Task:
Output each entry below as it stands, leaving out every picture.

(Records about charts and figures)
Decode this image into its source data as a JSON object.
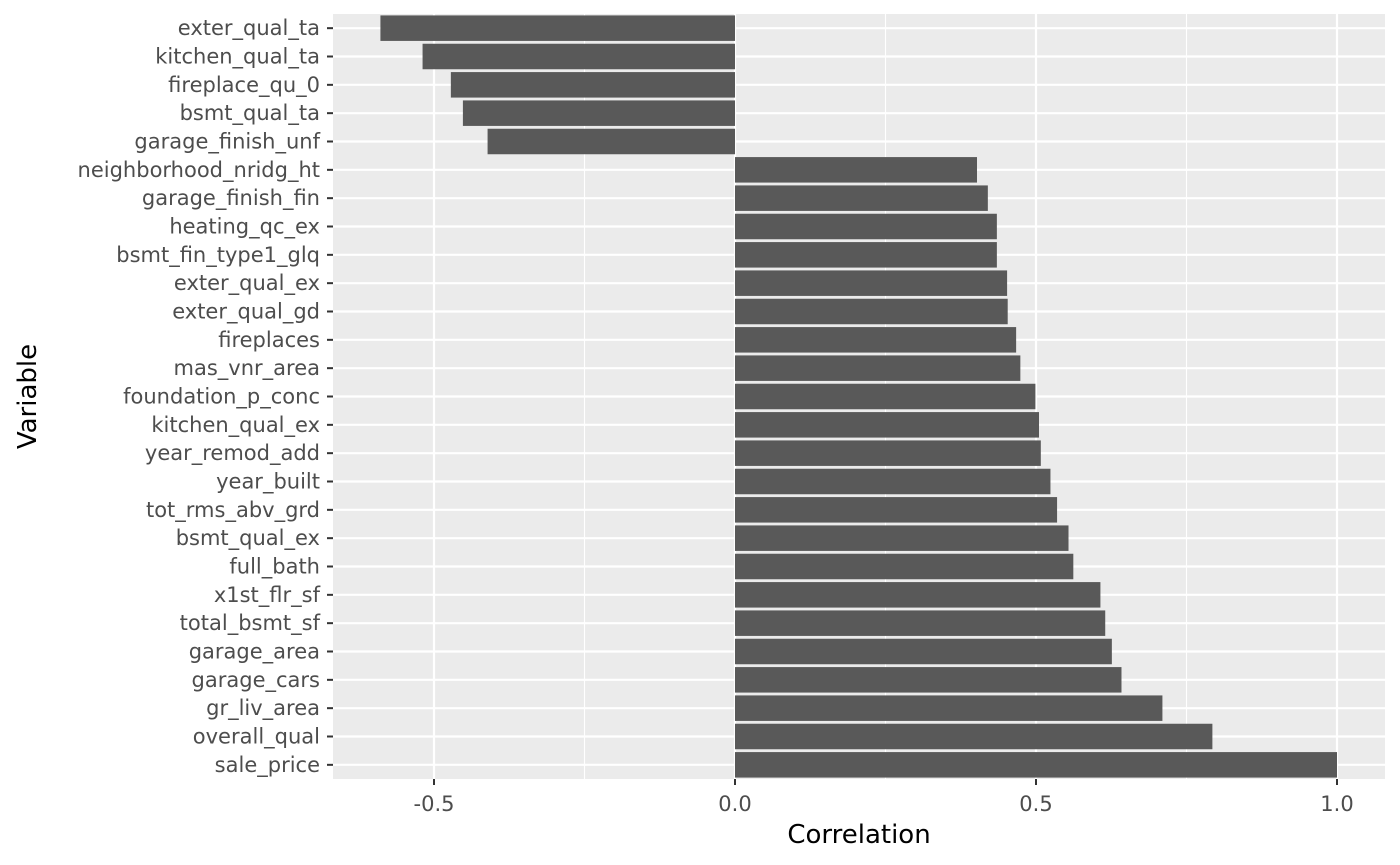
{
  "chart_data": {
    "type": "bar",
    "orientation": "horizontal",
    "xlabel": "Correlation",
    "ylabel": "Variable",
    "xlim": [
      -0.667,
      1.08
    ],
    "x_ticks": [
      -0.5,
      0.0,
      0.5,
      1.0
    ],
    "x_tick_labels": [
      "-0.5",
      "0.0",
      "0.5",
      "1.0"
    ],
    "grid": true,
    "colors": {
      "panel": "#ebebeb",
      "grid": "#ffffff",
      "bar": "#595959",
      "tick_text": "#4d4d4d"
    },
    "categories": [
      "exter_qual_ta",
      "kitchen_qual_ta",
      "fireplace_qu_0",
      "bsmt_qual_ta",
      "garage_finish_unf",
      "neighborhood_nridg_ht",
      "garage_finish_fin",
      "heating_qc_ex",
      "bsmt_fin_type1_glq",
      "exter_qual_ex",
      "exter_qual_gd",
      "fireplaces",
      "mas_vnr_area",
      "foundation_p_conc",
      "kitchen_qual_ex",
      "year_remod_add",
      "year_built",
      "tot_rms_abv_grd",
      "bsmt_qual_ex",
      "full_bath",
      "x1st_flr_sf",
      "total_bsmt_sf",
      "garage_area",
      "garage_cars",
      "gr_liv_area",
      "overall_qual",
      "sale_price"
    ],
    "values": [
      -0.589,
      -0.519,
      -0.472,
      -0.452,
      -0.411,
      0.402,
      0.42,
      0.435,
      0.435,
      0.452,
      0.453,
      0.467,
      0.474,
      0.499,
      0.505,
      0.508,
      0.524,
      0.535,
      0.554,
      0.562,
      0.607,
      0.615,
      0.626,
      0.642,
      0.71,
      0.793,
      1.0
    ]
  }
}
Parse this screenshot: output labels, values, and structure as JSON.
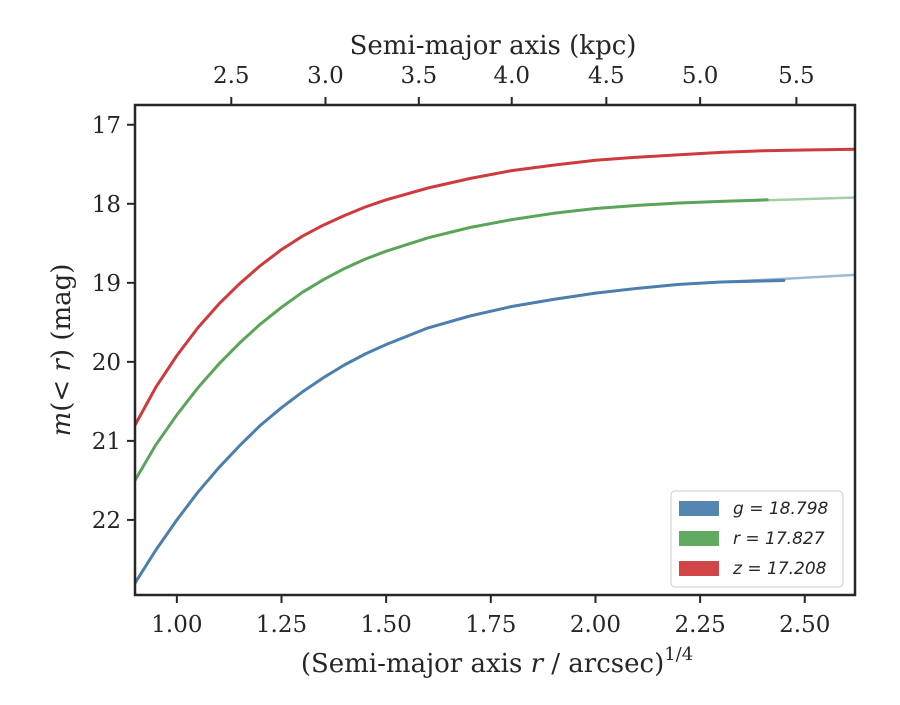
{
  "chart_data": {
    "type": "line",
    "xlabel": "(Semi-major axis r / arcsec)",
    "xlabel_italic": "r",
    "xlabel_parts": [
      "(Semi-major axis ",
      "r",
      " / arcsec)",
      "1/4"
    ],
    "ylabel_parts": [
      "m",
      "(",
      "< r",
      ") (mag)"
    ],
    "top_xlabel": "Semi-major axis (kpc)",
    "xlim": [
      0.9,
      2.62
    ],
    "ylim": [
      22.95,
      16.75
    ],
    "y_inverted": true,
    "x_ticks": [
      1.0,
      1.25,
      1.5,
      1.75,
      2.0,
      2.25,
      2.5
    ],
    "x_tick_labels": [
      "1.00",
      "1.25",
      "1.50",
      "1.75",
      "2.00",
      "2.25",
      "2.50"
    ],
    "y_ticks": [
      17,
      18,
      19,
      20,
      21,
      22
    ],
    "y_tick_labels": [
      "17",
      "18",
      "19",
      "20",
      "21",
      "22"
    ],
    "top_ticks_x": [
      1.13,
      1.355,
      1.578,
      1.8,
      2.026,
      2.25,
      2.48
    ],
    "top_tick_labels": [
      "2.5",
      "3.0",
      "3.5",
      "4.0",
      "4.5",
      "5.0",
      "5.5"
    ],
    "grid": false,
    "legend_position": "bottom-right",
    "series": [
      {
        "name": "g",
        "legend_label": "g = 18.798",
        "color": "#4c7fad",
        "x": [
          0.9,
          0.95,
          1.0,
          1.05,
          1.1,
          1.15,
          1.2,
          1.25,
          1.3,
          1.35,
          1.4,
          1.45,
          1.5,
          1.6,
          1.7,
          1.8,
          1.9,
          2.0,
          2.1,
          2.2,
          2.3,
          2.45
        ],
        "y": [
          22.8,
          22.38,
          22.0,
          21.65,
          21.34,
          21.06,
          20.8,
          20.58,
          20.38,
          20.2,
          20.04,
          19.9,
          19.78,
          19.57,
          19.42,
          19.3,
          19.21,
          19.13,
          19.07,
          19.02,
          18.99,
          18.97
        ],
        "extrapolated_x": [
          2.3,
          2.45,
          2.62
        ],
        "extrapolated_y": [
          18.99,
          18.95,
          18.9
        ]
      },
      {
        "name": "r",
        "legend_label": "r = 17.827",
        "color": "#5aa55a",
        "x": [
          0.9,
          0.95,
          1.0,
          1.05,
          1.1,
          1.15,
          1.2,
          1.25,
          1.3,
          1.35,
          1.4,
          1.45,
          1.5,
          1.6,
          1.7,
          1.8,
          1.9,
          2.0,
          2.1,
          2.2,
          2.3,
          2.41
        ],
        "y": [
          21.5,
          21.05,
          20.67,
          20.33,
          20.03,
          19.76,
          19.52,
          19.31,
          19.12,
          18.96,
          18.82,
          18.7,
          18.6,
          18.43,
          18.3,
          18.2,
          18.12,
          18.06,
          18.02,
          17.99,
          17.97,
          17.95
        ],
        "extrapolated_x": [
          2.3,
          2.45,
          2.62
        ],
        "extrapolated_y": [
          17.97,
          17.95,
          17.92
        ]
      },
      {
        "name": "z",
        "legend_label": "z = 17.208",
        "color": "#cf3a3d",
        "x": [
          0.9,
          0.95,
          1.0,
          1.05,
          1.1,
          1.15,
          1.2,
          1.25,
          1.3,
          1.35,
          1.4,
          1.45,
          1.5,
          1.6,
          1.7,
          1.8,
          1.9,
          2.0,
          2.1,
          2.2,
          2.3,
          2.4,
          2.5,
          2.62
        ],
        "y": [
          20.8,
          20.32,
          19.92,
          19.57,
          19.27,
          19.01,
          18.78,
          18.58,
          18.41,
          18.27,
          18.15,
          18.04,
          17.95,
          17.8,
          17.68,
          17.58,
          17.51,
          17.45,
          17.41,
          17.38,
          17.35,
          17.33,
          17.32,
          17.31
        ]
      }
    ]
  }
}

Reply:
Decode this image into its source data as a JSON object.
{
  "chart_data": {
    "type": "bar",
    "orientation": "horizontal",
    "xlabel": "Correlation",
    "ylabel": "Variable",
    "xlim": [
      -0.667,
      1.08
    ],
    "x_ticks": [
      -0.5,
      0.0,
      0.5,
      1.0
    ],
    "x_tick_labels": [
      "-0.5",
      "0.0",
      "0.5",
      "1.0"
    ],
    "grid": true,
    "colors": {
      "panel": "#ebebeb",
      "grid": "#ffffff",
      "bar": "#595959",
      "tick_text": "#4d4d4d"
    },
    "categories": [
      "exter_qual_ta",
      "kitchen_qual_ta",
      "fireplace_qu_0",
      "bsmt_qual_ta",
      "garage_finish_unf",
      "neighborhood_nridg_ht",
      "garage_finish_fin",
      "heating_qc_ex",
      "bsmt_fin_type1_glq",
      "exter_qual_ex",
      "exter_qual_gd",
      "fireplaces",
      "mas_vnr_area",
      "foundation_p_conc",
      "kitchen_qual_ex",
      "year_remod_add",
      "year_built",
      "tot_rms_abv_grd",
      "bsmt_qual_ex",
      "full_bath",
      "x1st_flr_sf",
      "total_bsmt_sf",
      "garage_area",
      "garage_cars",
      "gr_liv_area",
      "overall_qual",
      "sale_price"
    ],
    "values": [
      -0.589,
      -0.519,
      -0.472,
      -0.452,
      -0.411,
      0.402,
      0.42,
      0.435,
      0.435,
      0.452,
      0.453,
      0.467,
      0.474,
      0.499,
      0.505,
      0.508,
      0.524,
      0.535,
      0.554,
      0.562,
      0.607,
      0.615,
      0.626,
      0.642,
      0.71,
      0.793,
      1.0
    ]
  }
}
Parse this screenshot: output labels, values, and structure as JSON.
{
  "chart_data": {
    "type": "line",
    "xlabel": "(Semi-major axis r / arcsec)",
    "xlabel_italic": "r",
    "xlabel_parts": [
      "(Semi-major axis ",
      "r",
      " / arcsec)",
      "1/4"
    ],
    "ylabel_parts": [
      "m",
      "(",
      "< r",
      ") (mag)"
    ],
    "top_xlabel": "Semi-major axis (kpc)",
    "xlim": [
      0.9,
      2.62
    ],
    "ylim": [
      22.95,
      16.75
    ],
    "y_inverted": true,
    "x_ticks": [
      1.0,
      1.25,
      1.5,
      1.75,
      2.0,
      2.25,
      2.5
    ],
    "x_tick_labels": [
      "1.00",
      "1.25",
      "1.50",
      "1.75",
      "2.00",
      "2.25",
      "2.50"
    ],
    "y_ticks": [
      17,
      18,
      19,
      20,
      21,
      22
    ],
    "y_tick_labels": [
      "17",
      "18",
      "19",
      "20",
      "21",
      "22"
    ],
    "top_ticks_x": [
      1.13,
      1.355,
      1.578,
      1.8,
      2.026,
      2.25,
      2.48
    ],
    "top_tick_labels": [
      "2.5",
      "3.0",
      "3.5",
      "4.0",
      "4.5",
      "5.0",
      "5.5"
    ],
    "grid": false,
    "legend_position": "bottom-right",
    "series": [
      {
        "name": "g",
        "legend_label": "g = 18.798",
        "color": "#4c7fad",
        "x": [
          0.9,
          0.95,
          1.0,
          1.05,
          1.1,
          1.15,
          1.2,
          1.25,
          1.3,
          1.35,
          1.4,
          1.45,
          1.5,
          1.6,
          1.7,
          1.8,
          1.9,
          2.0,
          2.1,
          2.2,
          2.3,
          2.45
        ],
        "y": [
          22.8,
          22.38,
          22.0,
          21.65,
          21.34,
          21.06,
          20.8,
          20.58,
          20.38,
          20.2,
          20.04,
          19.9,
          19.78,
          19.57,
          19.42,
          19.3,
          19.21,
          19.13,
          19.07,
          19.02,
          18.99,
          18.97
        ],
        "extrapolated_x": [
          2.3,
          2.45,
          2.62
        ],
        "extrapolated_y": [
          18.99,
          18.95,
          18.9
        ]
      },
      {
        "name": "r",
        "legend_label": "r = 17.827",
        "color": "#5aa55a",
        "x": [
          0.9,
          0.95,
          1.0,
          1.05,
          1.1,
          1.15,
          1.2,
          1.25,
          1.3,
          1.35,
          1.4,
          1.45,
          1.5,
          1.6,
          1.7,
          1.8,
          1.9,
          2.0,
          2.1,
          2.2,
          2.3,
          2.41
        ],
        "y": [
          21.5,
          21.05,
          20.67,
          20.33,
          20.03,
          19.76,
          19.52,
          19.31,
          19.12,
          18.96,
          18.82,
          18.7,
          18.6,
          18.43,
          18.3,
          18.2,
          18.12,
          18.06,
          18.02,
          17.99,
          17.97,
          17.95
        ],
        "extrapolated_x": [
          2.3,
          2.45,
          2.62
        ],
        "extrapolated_y": [
          17.97,
          17.95,
          17.92
        ]
      },
      {
        "name": "z",
        "legend_label": "z = 17.208",
        "color": "#cf3a3d",
        "x": [
          0.9,
          0.95,
          1.0,
          1.05,
          1.1,
          1.15,
          1.2,
          1.25,
          1.3,
          1.35,
          1.4,
          1.45,
          1.5,
          1.6,
          1.7,
          1.8,
          1.9,
          2.0,
          2.1,
          2.2,
          2.3,
          2.4,
          2.5,
          2.62
        ],
        "y": [
          20.8,
          20.32,
          19.92,
          19.57,
          19.27,
          19.01,
          18.78,
          18.58,
          18.41,
          18.27,
          18.15,
          18.04,
          17.95,
          17.8,
          17.68,
          17.58,
          17.51,
          17.45,
          17.41,
          17.38,
          17.35,
          17.33,
          17.32,
          17.31
        ]
      }
    ]
  }
}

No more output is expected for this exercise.